## Exercise requirements:
Please write out the material below exactly as given.

## Dataset rows:
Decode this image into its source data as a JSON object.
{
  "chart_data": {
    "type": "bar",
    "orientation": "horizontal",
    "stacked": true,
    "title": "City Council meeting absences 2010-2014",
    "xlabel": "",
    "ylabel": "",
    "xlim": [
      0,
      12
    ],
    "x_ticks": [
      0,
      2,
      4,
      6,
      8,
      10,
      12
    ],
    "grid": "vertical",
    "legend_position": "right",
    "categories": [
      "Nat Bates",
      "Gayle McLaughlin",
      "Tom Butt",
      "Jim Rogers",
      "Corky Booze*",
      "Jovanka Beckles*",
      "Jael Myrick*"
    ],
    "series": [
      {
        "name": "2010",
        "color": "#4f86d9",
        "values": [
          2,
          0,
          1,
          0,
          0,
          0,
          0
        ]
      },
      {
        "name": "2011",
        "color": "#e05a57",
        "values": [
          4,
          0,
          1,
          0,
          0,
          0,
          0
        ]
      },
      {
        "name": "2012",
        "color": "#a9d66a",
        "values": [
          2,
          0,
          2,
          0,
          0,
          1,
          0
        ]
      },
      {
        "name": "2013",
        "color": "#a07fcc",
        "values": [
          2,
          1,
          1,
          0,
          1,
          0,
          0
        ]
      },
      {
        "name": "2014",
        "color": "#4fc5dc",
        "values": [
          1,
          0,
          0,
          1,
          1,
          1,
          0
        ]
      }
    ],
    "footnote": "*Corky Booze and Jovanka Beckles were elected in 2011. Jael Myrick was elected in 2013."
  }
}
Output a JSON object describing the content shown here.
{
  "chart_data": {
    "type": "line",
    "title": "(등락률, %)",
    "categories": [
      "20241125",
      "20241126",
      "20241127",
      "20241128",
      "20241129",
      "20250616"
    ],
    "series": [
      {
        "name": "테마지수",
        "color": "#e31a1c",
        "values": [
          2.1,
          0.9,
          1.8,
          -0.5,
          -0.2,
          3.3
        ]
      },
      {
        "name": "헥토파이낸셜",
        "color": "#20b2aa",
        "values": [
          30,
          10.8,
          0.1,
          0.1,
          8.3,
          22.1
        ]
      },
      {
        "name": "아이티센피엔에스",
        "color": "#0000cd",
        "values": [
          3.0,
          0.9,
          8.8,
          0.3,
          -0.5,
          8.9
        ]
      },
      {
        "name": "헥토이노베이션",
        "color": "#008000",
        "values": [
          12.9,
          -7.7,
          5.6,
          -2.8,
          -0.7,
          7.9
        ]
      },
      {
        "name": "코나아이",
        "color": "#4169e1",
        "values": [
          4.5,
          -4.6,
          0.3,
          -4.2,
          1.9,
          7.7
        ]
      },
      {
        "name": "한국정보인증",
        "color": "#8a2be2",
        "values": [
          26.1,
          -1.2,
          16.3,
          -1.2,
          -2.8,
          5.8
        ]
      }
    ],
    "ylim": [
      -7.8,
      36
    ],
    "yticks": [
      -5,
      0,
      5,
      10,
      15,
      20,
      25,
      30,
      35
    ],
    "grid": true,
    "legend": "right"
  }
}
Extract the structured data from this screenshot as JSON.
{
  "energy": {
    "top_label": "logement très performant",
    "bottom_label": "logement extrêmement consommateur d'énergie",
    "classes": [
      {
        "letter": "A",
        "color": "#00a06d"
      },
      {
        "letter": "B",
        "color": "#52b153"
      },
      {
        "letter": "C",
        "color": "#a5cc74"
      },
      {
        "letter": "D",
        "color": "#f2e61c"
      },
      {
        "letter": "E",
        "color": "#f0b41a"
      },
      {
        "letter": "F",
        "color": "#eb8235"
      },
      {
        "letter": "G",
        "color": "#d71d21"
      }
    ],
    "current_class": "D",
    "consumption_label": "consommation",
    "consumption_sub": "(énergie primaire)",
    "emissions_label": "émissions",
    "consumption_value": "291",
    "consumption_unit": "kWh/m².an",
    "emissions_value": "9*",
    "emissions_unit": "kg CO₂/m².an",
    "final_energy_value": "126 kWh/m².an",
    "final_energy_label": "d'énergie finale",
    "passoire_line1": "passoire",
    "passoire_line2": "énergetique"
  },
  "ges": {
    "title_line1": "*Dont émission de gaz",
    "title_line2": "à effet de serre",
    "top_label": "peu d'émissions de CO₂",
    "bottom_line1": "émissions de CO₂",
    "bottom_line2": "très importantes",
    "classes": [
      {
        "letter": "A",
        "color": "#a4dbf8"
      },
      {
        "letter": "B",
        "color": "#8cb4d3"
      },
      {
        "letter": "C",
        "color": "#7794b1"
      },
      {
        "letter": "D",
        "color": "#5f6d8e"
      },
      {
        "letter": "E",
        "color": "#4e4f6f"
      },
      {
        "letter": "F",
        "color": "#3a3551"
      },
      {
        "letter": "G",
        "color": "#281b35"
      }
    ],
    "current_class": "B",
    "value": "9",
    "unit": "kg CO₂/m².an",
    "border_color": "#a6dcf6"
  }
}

## Written response:
Decode this image into its source data as a JSON object.
{
  "chart_data": {
    "type": "bar",
    "orientation": "horizontal",
    "stacked": true,
    "title": "City Council meeting absences 2010-2014",
    "xlabel": "",
    "ylabel": "",
    "xlim": [
      0,
      12
    ],
    "x_ticks": [
      0,
      2,
      4,
      6,
      8,
      10,
      12
    ],
    "grid": "vertical",
    "legend_position": "right",
    "categories": [
      "Nat Bates",
      "Gayle McLaughlin",
      "Tom Butt",
      "Jim Rogers",
      "Corky Booze*",
      "Jovanka Beckles*",
      "Jael Myrick*"
    ],
    "series": [
      {
        "name": "2010",
        "color": "#4f86d9",
        "values": [
          2,
          0,
          1,
          0,
          0,
          0,
          0
        ]
      },
      {
        "name": "2011",
        "color": "#e05a57",
        "values": [
          4,
          0,
          1,
          0,
          0,
          0,
          0
        ]
      },
      {
        "name": "2012",
        "color": "#a9d66a",
        "values": [
          2,
          0,
          2,
          0,
          0,
          1,
          0
        ]
      },
      {
        "name": "2013",
        "color": "#a07fcc",
        "values": [
          2,
          1,
          1,
          0,
          1,
          0,
          0
        ]
      },
      {
        "name": "2014",
        "color": "#4fc5dc",
        "values": [
          1,
          0,
          0,
          1,
          1,
          1,
          0
        ]
      }
    ],
    "footnote": "*Corky Booze and Jovanka Beckles were elected in 2011. Jael Myrick was elected in 2013."
  }
}
Output a JSON object describing the content shown here.
{
  "chart_data": {
    "type": "line",
    "title": "(등락률, %)",
    "categories": [
      "20241125",
      "20241126",
      "20241127",
      "20241128",
      "20241129",
      "20250616"
    ],
    "series": [
      {
        "name": "테마지수",
        "color": "#e31a1c",
        "values": [
          2.1,
          0.9,
          1.8,
          -0.5,
          -0.2,
          3.3
        ]
      },
      {
        "name": "헥토파이낸셜",
        "color": "#20b2aa",
        "values": [
          30,
          10.8,
          0.1,
          0.1,
          8.3,
          22.1
        ]
      },
      {
        "name": "아이티센피엔에스",
        "color": "#0000cd",
        "values": [
          3.0,
          0.9,
          8.8,
          0.3,
          -0.5,
          8.9
        ]
      },
      {
        "name": "헥토이노베이션",
        "color": "#008000",
        "values": [
          12.9,
          -7.7,
          5.6,
          -2.8,
          -0.7,
          7.9
        ]
      },
      {
        "name": "코나아이",
        "color": "#4169e1",
        "values": [
          4.5,
          -4.6,
          0.3,
          -4.2,
          1.9,
          7.7
        ]
      },
      {
        "name": "한국정보인증",
        "color": "#8a2be2",
        "values": [
          26.1,
          -1.2,
          16.3,
          -1.2,
          -2.8,
          5.8
        ]
      }
    ],
    "ylim": [
      -7.8,
      36
    ],
    "yticks": [
      -5,
      0,
      5,
      10,
      15,
      20,
      25,
      30,
      35
    ],
    "grid": true,
    "legend": "right"
  }
}
Extract the structured data from this screenshot as JSON.
{
  "energy": {
    "top_label": "logement très performant",
    "bottom_label": "logement extrêmement consommateur d'énergie",
    "classes": [
      {
        "letter": "A",
        "color": "#00a06d"
      },
      {
        "letter": "B",
        "color": "#52b153"
      },
      {
        "letter": "C",
        "color": "#a5cc74"
      },
      {
        "letter": "D",
        "color": "#f2e61c"
      },
      {
        "letter": "E",
        "color": "#f0b41a"
      },
      {
        "letter": "F",
        "color": "#eb8235"
      },
      {
        "letter": "G",
        "color": "#d71d21"
      }
    ],
    "current_class": "D",
    "consumption_label": "consommation",
    "consumption_sub": "(énergie primaire)",
    "emissions_label": "émissions",
    "consumption_value": "291",
    "consumption_unit": "kWh/m².an",
    "emissions_value": "9*",
    "emissions_unit": "kg CO₂/m².an",
    "final_energy_value": "126 kWh/m².an",
    "final_energy_label": "d'énergie finale",
    "passoire_line1": "passoire",
    "passoire_line2": "énergetique"
  },
  "ges": {
    "title_line1": "*Dont émission de gaz",
    "title_line2": "à effet de serre",
    "top_label": "peu d'émissions de CO₂",
    "bottom_line1": "émissions de CO₂",
    "bottom_line2": "très importantes",
    "classes": [
      {
        "letter": "A",
        "color": "#a4dbf8"
      },
      {
        "letter": "B",
        "color": "#8cb4d3"
      },
      {
        "letter": "C",
        "color": "#7794b1"
      },
      {
        "letter": "D",
        "color": "#5f6d8e"
      },
      {
        "letter": "E",
        "color": "#4e4f6f"
      },
      {
        "letter": "F",
        "color": "#3a3551"
      },
      {
        "letter": "G",
        "color": "#281b35"
      }
    ],
    "current_class": "B",
    "value": "9",
    "unit": "kg CO₂/m².an",
    "border_color": "#a6dcf6"
  }
}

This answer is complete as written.